Recorded data:

## start

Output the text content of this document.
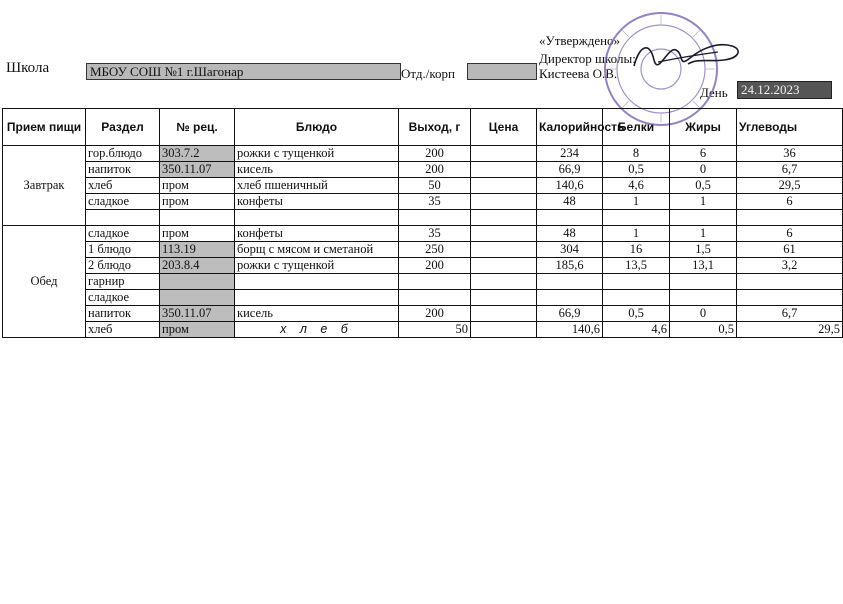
Школа	МБОУ СОШ №1 г.Шагонар	Отд./корп
«Утверждено»
Директор школы:
Кистеева О.В.
День	24.12.2023
Прием пищи	Раздел	№ рец.	Блюдо	Выход, г	Цена	Калорийность	Белки	Жиры	Углеводы
Завтрак	гор.блюдо	303.7.2	рожки с тущенкой	200		234	8	6	36
	напиток	350.11.07	кисель	200		66,9	0,5	0	6,7
	хлеб	пром	хлеб пшеничный	50		140,6	4,6	0,5	29,5
	сладкое	пром	конфеты	35		48	1	1	6

Обед	сладкое	пром	конфеты	35		48	1	1	6
	1 блюдо	113.19	борщ с мясом и сметаной	250		304	16	1,5	61
	2 блюдо	203.8.4	рожки с тущенкой	200		185,6	13,5	13,1	3,2
	гарнир								
	сладкое								
	напиток	350.11.07	кисель	200		66,9	0,5	0	6,7
	хлеб	пром	х л е б	50		140,6	4,6	0,5	29,5
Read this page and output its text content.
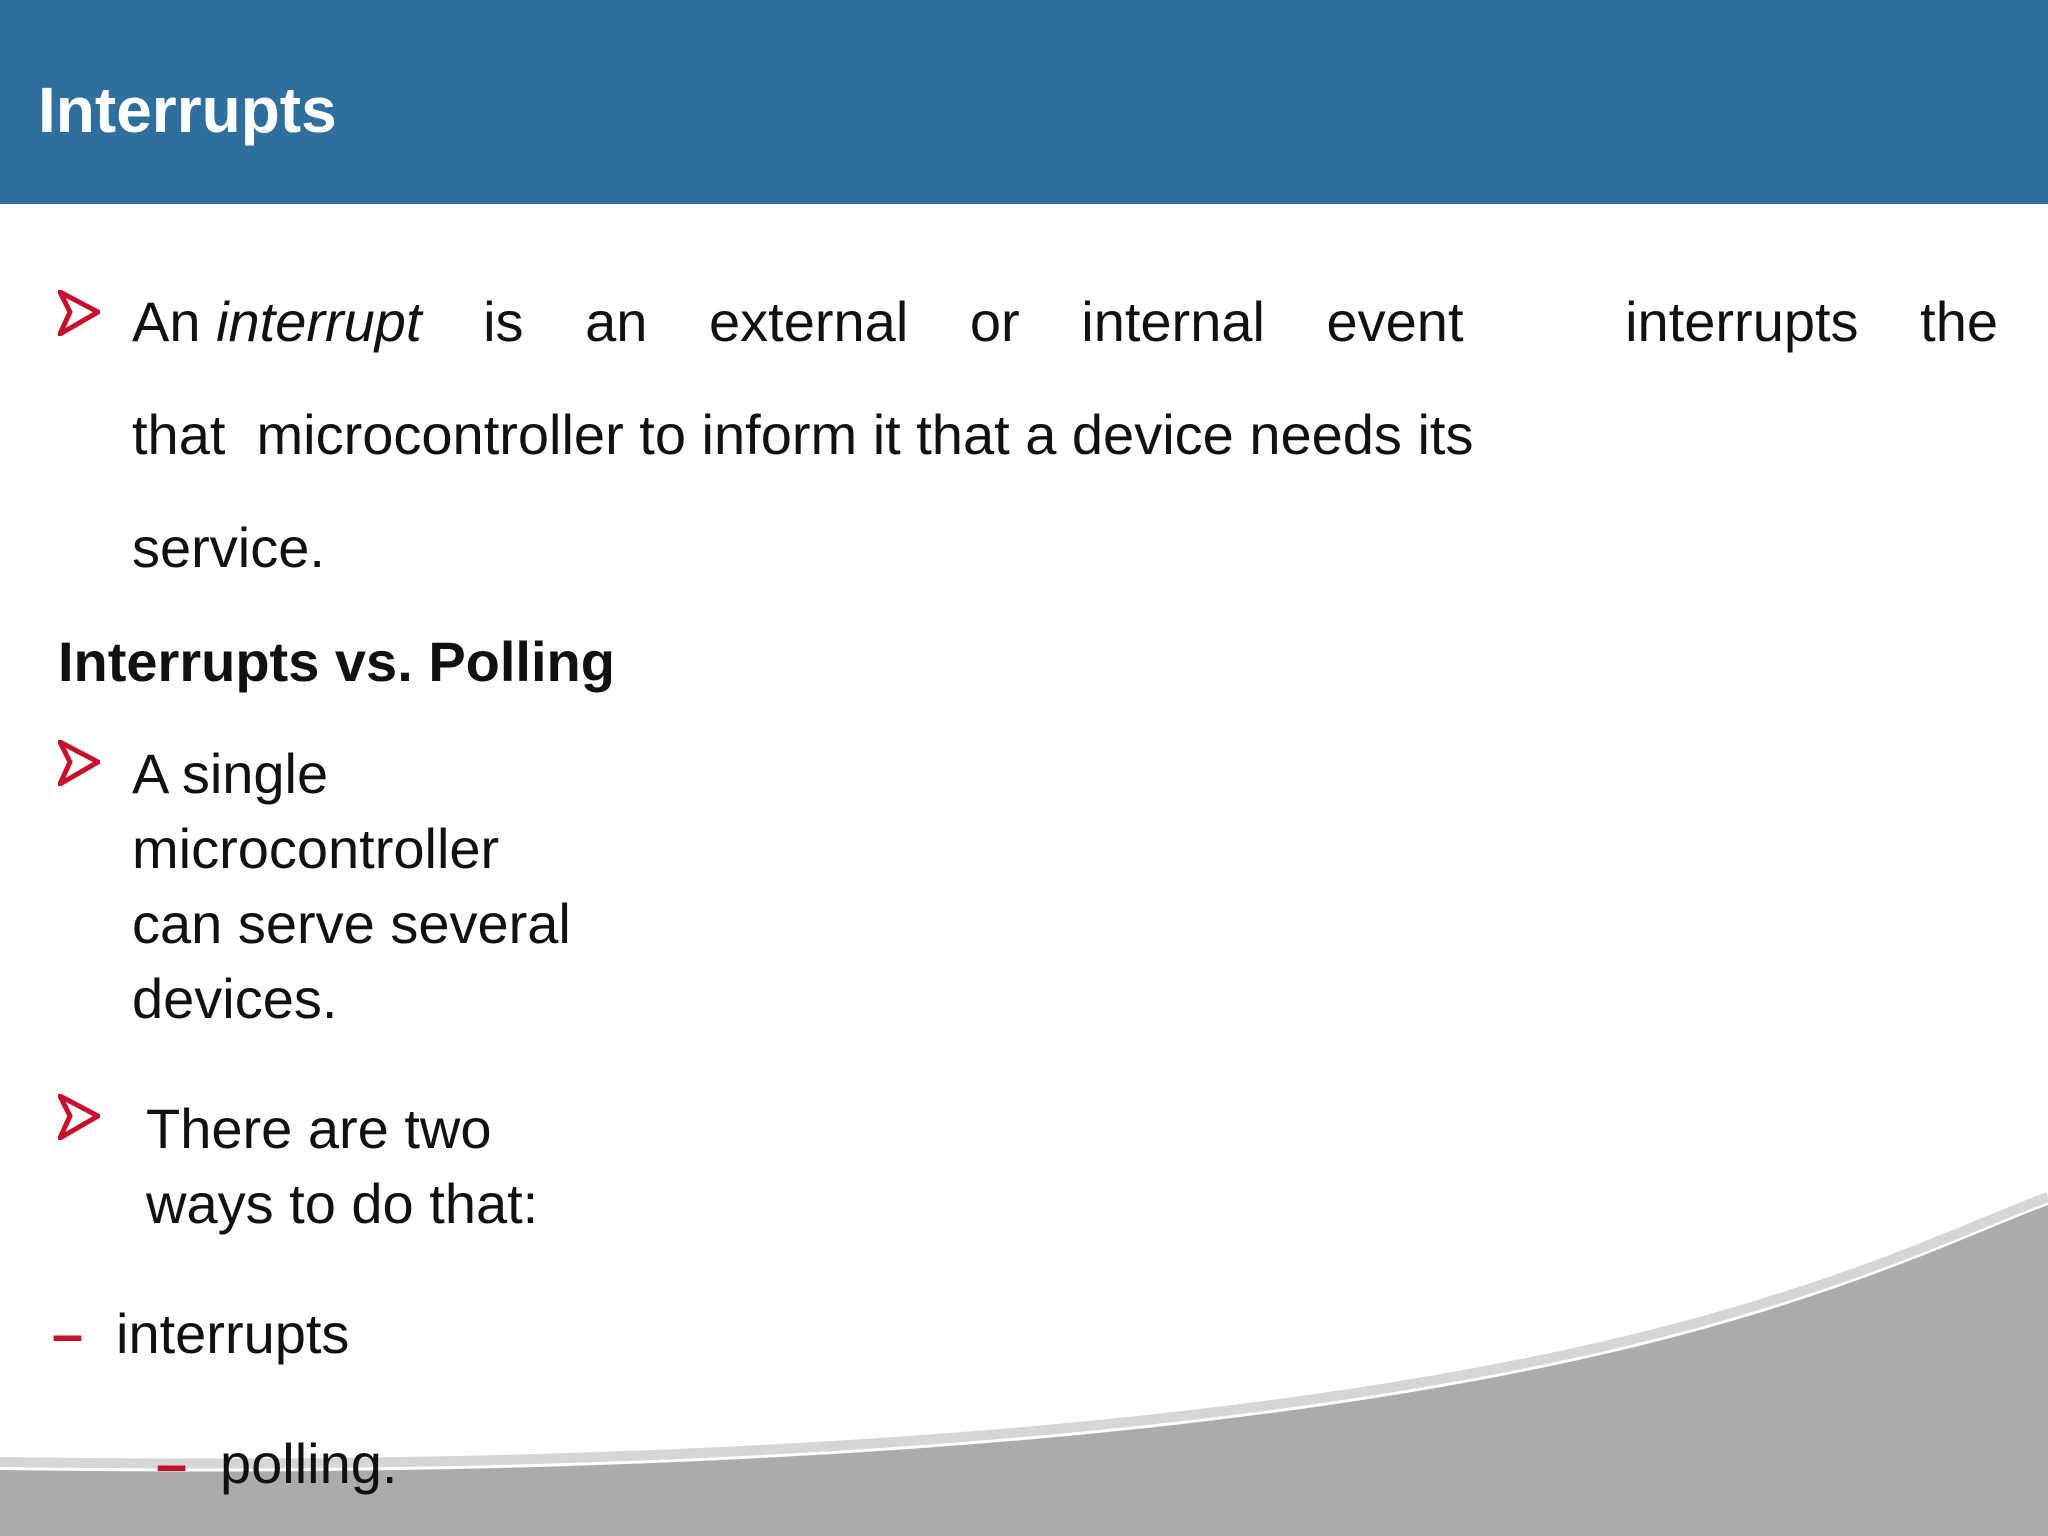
Interrupts
An interrupt is an external or internal event	interrupts the
that  microcontroller to inform it that a device needs its
service.
Interrupts vs. Polling
A single microcontroller can serve several devices.
There are two ways to do that:
– interrupts
– polling.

## end

Except for the pictures, print the data above exactly.

# WORKED ANSWER
Output the text content of this document.
Школа	МБОУ СОШ №1 г.Шагонар	Отд./корп
«Утверждено»
Директор школы:
Кистеева О.В.
День	24.12.2023
Прием пищи	Раздел	№ рец.	Блюдо	Выход, г	Цена	Калорийность	Белки	Жиры	Углеводы
Завтрак	гор.блюдо	303.7.2	рожки с тущенкой	200		234	8	6	36
	напиток	350.11.07	кисель	200		66,9	0,5	0	6,7
	хлеб	пром	хлеб пшеничный	50		140,6	4,6	0,5	29,5
	сладкое	пром	конфеты	35		48	1	1	6

Обед	сладкое	пром	конфеты	35		48	1	1	6
	1 блюдо	113.19	борщ с мясом и сметаной	250		304	16	1,5	61
	2 блюдо	203.8.4	рожки с тущенкой	200		185,6	13,5	13,1	3,2
	гарнир								
	сладкое								
	напиток	350.11.07	кисель	200		66,9	0,5	0	6,7
	хлеб	пром	х л е б	50		140,6	4,6	0,5	29,5
Read this page and output its text content.
Interrupts
An interrupt is an external or internal event	interrupts the
that  microcontroller to inform it that a device needs its
service.
Interrupts vs. Polling
A single microcontroller can serve several devices.
There are two ways to do that:
– interrupts
– polling.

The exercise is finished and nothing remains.